* _TASK STATEMENT_:
Give the listing again in full, exactly as written.

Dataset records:

* * * * * * * * *

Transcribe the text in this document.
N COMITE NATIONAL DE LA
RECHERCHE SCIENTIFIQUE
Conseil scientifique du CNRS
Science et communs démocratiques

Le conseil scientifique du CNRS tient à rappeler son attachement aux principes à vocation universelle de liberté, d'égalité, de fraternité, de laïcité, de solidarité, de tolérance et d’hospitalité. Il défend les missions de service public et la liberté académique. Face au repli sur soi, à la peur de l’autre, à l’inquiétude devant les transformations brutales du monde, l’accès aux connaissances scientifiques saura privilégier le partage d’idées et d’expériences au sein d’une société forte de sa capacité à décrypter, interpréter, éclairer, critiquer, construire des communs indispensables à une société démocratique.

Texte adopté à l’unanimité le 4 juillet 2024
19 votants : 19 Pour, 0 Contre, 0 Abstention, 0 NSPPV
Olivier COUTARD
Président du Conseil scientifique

* * * * * * * * *

* _COMPLETED EXERCISE_:
Transcribe the text in this document.
N COMITE NATIONAL DE LA
RECHERCHE SCIENTIFIQUE
Conseil scientifique du CNRS
Science et communs démocratiques

Le conseil scientifique du CNRS tient à rappeler son attachement aux principes à vocation universelle de liberté, d'égalité, de fraternité, de laïcité, de solidarité, de tolérance et d’hospitalité. Il défend les missions de service public et la liberté académique. Face au repli sur soi, à la peur de l’autre, à l’inquiétude devant les transformations brutales du monde, l’accès aux connaissances scientifiques saura privilégier le partage d’idées et d’expériences au sein d’une société forte de sa capacité à décrypter, interpréter, éclairer, critiquer, construire des communs indispensables à une société démocratique.

Texte adopté à l’unanimité le 4 juillet 2024
19 votants : 19 Pour, 0 Contre, 0 Abstention, 0 NSPPV
Olivier COUTARD
Président du Conseil scientifique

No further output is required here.